[Problem requirements] Without including any pictures, write out the listing below exactly.

[Given information]

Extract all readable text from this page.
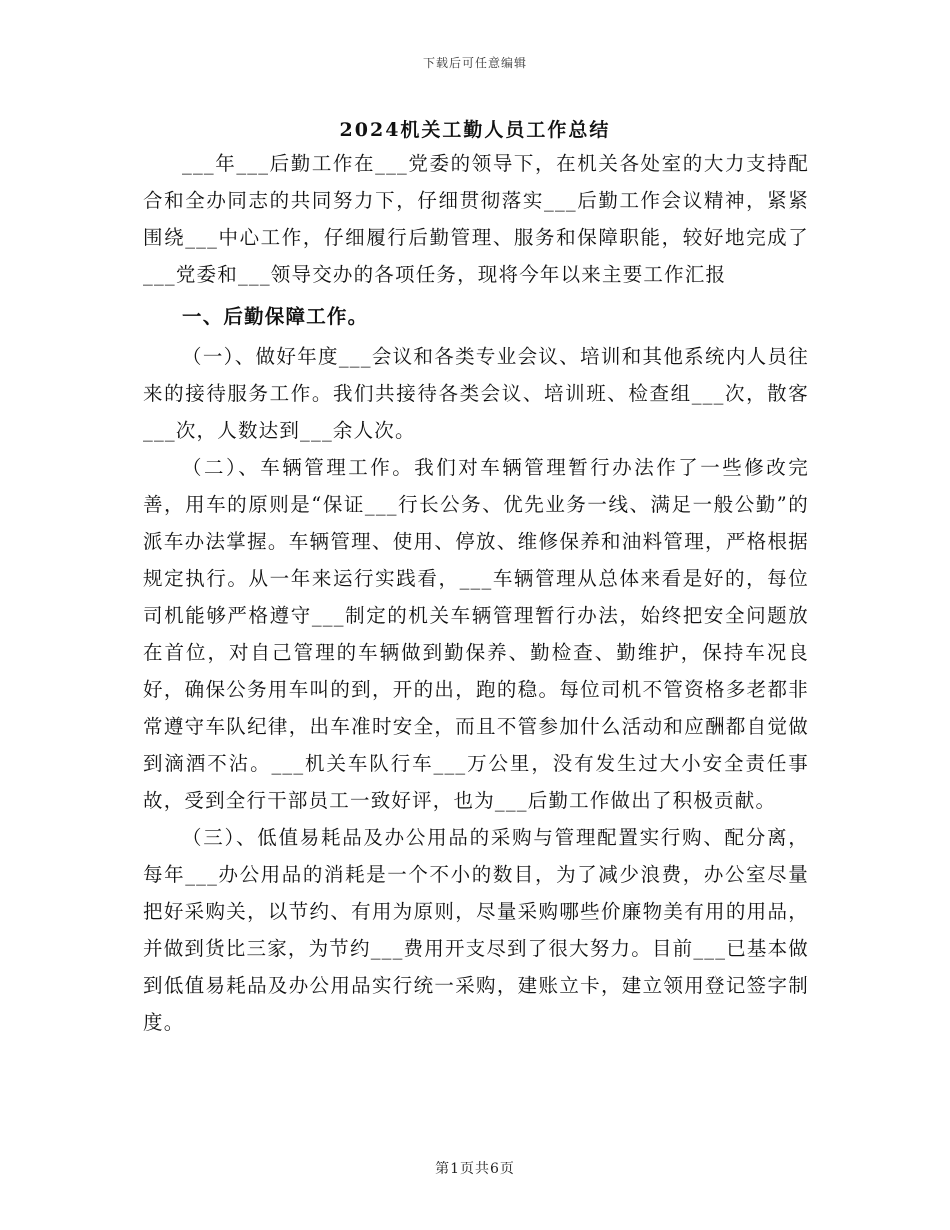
下载后可任意编辑
2024机关工勤人员工作总结

___年___后勤工作在___党委的领导下，在机关各处室的大力支持配合和全办同志的共同努力下，仔细贯彻落实___后勤工作会议精神，紧紧围绕___中心工作，仔细履行后勤管理、服务和保障职能，较好地完成了___党委和___领导交办的各项任务，现将今年以来主要工作汇报

一、后勤保障工作。

（一）、做好年度___会议和各类专业会议、培训和其他系统内人员往来的接待服务工作。我们共接待各类会议、培训班、检查组___次，散客___次，人数达到___余人次。

（二）、车辆管理工作。我们对车辆管理暂行办法作了一些修改完善，用车的原则是“保证___行长公务、优先业务一线、满足一般公勤”的派车办法掌握。车辆管理、使用、停放、维修保养和油料管理，严格根据规定执行。从一年来运行实践看，___车辆管理从总体来看是好的，每位司机能够严格遵守___制定的机关车辆管理暂行办法，始终把安全问题放在首位，对自己管理的车辆做到勤保养、勤检查、勤维护，保持车况良好，确保公务用车叫的到，开的出，跑的稳。每位司机不管资格多老都非常遵守车队纪律，出车准时安全，而且不管参加什么活动和应酬都自觉做到滴酒不沾。___机关车队行车___万公里，没有发生过大小安全责任事故，受到全行干部员工一致好评，也为___后勤工作做出了积极贡献。

（三）、低值易耗品及办公用品的采购与管理配置实行购、配分离，每年___办公用品的消耗是一个不小的数目，为了减少浪费，办公室尽量把好采购关，以节约、有用为原则，尽量采购哪些价廉物美有用的用品，并做到货比三家，为节约___费用开支尽到了很大努力。目前___已基本做到低值易耗品及办公用品实行统一采购，建账立卡，建立领用登记签字制度。

第1页共6页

[Answer]
Extract all readable text from this page.
下载后可任意编辑
2024机关工勤人员工作总结

___年___后勤工作在___党委的领导下，在机关各处室的大力支持配合和全办同志的共同努力下，仔细贯彻落实___后勤工作会议精神，紧紧围绕___中心工作，仔细履行后勤管理、服务和保障职能，较好地完成了___党委和___领导交办的各项任务，现将今年以来主要工作汇报

一、后勤保障工作。

（一）、做好年度___会议和各类专业会议、培训和其他系统内人员往来的接待服务工作。我们共接待各类会议、培训班、检查组___次，散客___次，人数达到___余人次。

（二）、车辆管理工作。我们对车辆管理暂行办法作了一些修改完善，用车的原则是“保证___行长公务、优先业务一线、满足一般公勤”的派车办法掌握。车辆管理、使用、停放、维修保养和油料管理，严格根据规定执行。从一年来运行实践看，___车辆管理从总体来看是好的，每位司机能够严格遵守___制定的机关车辆管理暂行办法，始终把安全问题放在首位，对自己管理的车辆做到勤保养、勤检查、勤维护，保持车况良好，确保公务用车叫的到，开的出，跑的稳。每位司机不管资格多老都非常遵守车队纪律，出车准时安全，而且不管参加什么活动和应酬都自觉做到滴酒不沾。___机关车队行车___万公里，没有发生过大小安全责任事故，受到全行干部员工一致好评，也为___后勤工作做出了积极贡献。

（三）、低值易耗品及办公用品的采购与管理配置实行购、配分离，每年___办公用品的消耗是一个不小的数目，为了减少浪费，办公室尽量把好采购关，以节约、有用为原则，尽量采购哪些价廉物美有用的用品，并做到货比三家，为节约___费用开支尽到了很大努力。目前___已基本做到低值易耗品及办公用品实行统一采购，建账立卡，建立领用登记签字制度。

第1页共6页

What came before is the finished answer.